REQUIRED WORK
Reproduce each line that includes the word "this".

-- begin INFORMATION SHOWN --

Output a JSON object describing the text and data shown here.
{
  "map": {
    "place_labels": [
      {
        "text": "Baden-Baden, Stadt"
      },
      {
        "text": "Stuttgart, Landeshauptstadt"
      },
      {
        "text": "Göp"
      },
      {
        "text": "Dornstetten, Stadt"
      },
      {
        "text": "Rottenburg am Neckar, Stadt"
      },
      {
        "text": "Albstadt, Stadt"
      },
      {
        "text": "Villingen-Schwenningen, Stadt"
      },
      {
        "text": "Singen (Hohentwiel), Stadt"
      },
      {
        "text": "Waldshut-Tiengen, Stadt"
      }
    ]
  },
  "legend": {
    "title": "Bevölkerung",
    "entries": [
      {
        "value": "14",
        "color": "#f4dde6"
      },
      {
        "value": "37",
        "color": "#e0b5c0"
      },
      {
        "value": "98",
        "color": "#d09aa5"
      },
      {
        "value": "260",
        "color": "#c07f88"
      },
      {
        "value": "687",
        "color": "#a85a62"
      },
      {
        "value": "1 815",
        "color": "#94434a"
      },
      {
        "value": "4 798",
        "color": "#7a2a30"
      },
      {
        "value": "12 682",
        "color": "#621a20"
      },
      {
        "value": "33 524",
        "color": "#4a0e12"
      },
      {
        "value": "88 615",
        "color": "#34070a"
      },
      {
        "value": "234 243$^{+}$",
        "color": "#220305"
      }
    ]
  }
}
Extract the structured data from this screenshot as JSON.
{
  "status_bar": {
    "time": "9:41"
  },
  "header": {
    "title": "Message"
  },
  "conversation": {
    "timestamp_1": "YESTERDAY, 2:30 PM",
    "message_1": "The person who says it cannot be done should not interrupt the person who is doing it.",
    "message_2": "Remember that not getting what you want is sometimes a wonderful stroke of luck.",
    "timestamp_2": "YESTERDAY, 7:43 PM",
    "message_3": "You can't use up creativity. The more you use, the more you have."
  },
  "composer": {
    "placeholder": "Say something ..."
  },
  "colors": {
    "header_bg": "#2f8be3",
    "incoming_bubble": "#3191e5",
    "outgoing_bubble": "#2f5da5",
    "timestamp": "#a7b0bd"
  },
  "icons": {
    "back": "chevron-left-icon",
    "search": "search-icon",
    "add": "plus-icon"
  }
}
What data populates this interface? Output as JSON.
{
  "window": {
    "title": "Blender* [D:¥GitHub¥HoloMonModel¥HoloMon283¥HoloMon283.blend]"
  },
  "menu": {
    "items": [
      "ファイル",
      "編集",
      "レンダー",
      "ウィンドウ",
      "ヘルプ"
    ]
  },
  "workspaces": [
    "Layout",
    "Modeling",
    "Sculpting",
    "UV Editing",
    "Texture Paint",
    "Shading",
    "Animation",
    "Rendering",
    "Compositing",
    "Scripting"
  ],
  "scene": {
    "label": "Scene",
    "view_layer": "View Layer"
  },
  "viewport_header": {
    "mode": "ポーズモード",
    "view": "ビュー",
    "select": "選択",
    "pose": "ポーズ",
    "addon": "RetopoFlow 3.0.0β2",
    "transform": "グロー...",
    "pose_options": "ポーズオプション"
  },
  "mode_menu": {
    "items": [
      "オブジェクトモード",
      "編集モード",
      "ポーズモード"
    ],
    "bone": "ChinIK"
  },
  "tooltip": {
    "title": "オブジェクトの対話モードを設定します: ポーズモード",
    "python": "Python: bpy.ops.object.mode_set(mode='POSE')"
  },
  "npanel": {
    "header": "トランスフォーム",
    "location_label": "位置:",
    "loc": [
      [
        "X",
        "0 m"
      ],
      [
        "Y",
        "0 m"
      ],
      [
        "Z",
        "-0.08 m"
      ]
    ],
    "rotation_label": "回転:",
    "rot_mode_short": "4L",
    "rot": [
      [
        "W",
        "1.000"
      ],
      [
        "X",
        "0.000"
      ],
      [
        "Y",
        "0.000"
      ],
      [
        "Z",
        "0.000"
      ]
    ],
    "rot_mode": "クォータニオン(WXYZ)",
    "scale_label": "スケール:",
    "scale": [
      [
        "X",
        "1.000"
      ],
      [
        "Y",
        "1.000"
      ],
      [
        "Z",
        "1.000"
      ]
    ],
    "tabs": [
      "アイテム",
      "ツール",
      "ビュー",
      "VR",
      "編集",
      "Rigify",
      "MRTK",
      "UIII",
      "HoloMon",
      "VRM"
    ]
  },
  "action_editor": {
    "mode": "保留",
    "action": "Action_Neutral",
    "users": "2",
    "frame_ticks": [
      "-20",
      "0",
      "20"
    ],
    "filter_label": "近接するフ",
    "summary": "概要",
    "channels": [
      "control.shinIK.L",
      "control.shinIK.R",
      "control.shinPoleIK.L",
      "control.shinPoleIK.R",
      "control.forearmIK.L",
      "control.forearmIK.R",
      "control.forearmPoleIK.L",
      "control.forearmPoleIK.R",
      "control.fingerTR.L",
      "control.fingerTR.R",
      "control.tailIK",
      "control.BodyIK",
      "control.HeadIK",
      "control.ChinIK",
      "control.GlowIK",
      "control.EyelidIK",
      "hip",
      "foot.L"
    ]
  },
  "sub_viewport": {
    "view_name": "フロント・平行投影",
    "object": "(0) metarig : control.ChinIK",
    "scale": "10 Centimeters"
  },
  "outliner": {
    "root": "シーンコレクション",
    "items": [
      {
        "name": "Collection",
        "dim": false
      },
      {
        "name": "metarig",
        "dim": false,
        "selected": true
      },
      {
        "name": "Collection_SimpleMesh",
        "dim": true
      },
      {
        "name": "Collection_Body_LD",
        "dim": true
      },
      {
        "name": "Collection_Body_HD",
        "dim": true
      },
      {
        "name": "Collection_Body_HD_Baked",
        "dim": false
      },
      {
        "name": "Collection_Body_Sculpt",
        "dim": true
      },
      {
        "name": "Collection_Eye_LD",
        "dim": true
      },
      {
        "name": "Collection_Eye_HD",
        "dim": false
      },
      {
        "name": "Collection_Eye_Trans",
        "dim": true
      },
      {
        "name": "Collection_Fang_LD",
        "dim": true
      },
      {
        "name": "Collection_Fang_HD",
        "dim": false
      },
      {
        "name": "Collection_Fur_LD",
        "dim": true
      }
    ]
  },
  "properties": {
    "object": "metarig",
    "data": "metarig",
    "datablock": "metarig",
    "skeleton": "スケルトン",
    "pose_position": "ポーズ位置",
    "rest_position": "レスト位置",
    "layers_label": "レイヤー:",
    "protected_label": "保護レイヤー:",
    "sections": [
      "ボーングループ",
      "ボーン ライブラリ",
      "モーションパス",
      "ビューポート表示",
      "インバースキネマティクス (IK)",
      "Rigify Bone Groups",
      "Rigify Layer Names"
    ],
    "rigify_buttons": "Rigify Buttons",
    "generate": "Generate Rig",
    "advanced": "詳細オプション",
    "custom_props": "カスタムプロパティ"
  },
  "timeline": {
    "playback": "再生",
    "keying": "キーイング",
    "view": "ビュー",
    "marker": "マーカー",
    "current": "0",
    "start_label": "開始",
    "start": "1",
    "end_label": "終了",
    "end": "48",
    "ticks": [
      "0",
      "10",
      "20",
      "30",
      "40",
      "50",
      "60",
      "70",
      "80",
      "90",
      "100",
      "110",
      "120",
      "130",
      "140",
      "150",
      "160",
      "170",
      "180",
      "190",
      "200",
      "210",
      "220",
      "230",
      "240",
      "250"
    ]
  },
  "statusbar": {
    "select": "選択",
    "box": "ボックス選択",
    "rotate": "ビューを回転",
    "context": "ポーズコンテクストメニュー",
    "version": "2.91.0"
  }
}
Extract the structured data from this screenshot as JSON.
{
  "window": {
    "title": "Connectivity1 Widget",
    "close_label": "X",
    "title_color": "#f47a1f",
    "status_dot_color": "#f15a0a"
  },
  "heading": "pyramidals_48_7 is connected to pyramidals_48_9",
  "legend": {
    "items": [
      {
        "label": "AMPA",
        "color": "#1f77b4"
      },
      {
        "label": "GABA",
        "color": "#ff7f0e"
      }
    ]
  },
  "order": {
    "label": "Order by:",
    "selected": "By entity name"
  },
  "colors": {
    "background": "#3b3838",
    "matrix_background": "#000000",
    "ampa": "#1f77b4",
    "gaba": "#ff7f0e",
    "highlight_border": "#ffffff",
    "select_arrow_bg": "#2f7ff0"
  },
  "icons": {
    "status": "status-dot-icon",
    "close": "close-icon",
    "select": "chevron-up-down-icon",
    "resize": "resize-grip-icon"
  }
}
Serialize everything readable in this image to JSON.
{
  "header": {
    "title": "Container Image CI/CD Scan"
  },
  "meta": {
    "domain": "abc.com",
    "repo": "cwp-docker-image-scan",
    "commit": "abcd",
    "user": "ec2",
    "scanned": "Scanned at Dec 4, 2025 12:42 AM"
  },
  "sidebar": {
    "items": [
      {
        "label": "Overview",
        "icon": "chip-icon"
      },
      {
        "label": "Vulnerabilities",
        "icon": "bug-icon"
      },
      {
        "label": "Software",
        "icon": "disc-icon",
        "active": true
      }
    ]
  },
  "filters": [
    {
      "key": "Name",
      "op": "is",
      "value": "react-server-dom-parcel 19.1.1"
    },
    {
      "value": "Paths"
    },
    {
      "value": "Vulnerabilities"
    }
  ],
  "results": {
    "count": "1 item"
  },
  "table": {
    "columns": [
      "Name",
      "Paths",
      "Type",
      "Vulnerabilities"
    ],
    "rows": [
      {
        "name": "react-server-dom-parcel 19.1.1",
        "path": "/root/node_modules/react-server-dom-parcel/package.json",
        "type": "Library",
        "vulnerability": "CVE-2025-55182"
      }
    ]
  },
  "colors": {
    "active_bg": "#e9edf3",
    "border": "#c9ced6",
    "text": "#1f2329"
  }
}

-- end INFORMATION SHOWN --

SOLUTION BELOW
Extract the structured data from this screenshot as JSON.
What data populates this interface? Output as JSON.
Extract the structured data from this screenshot as JSON.
Serialize everything readable in this image to JSON.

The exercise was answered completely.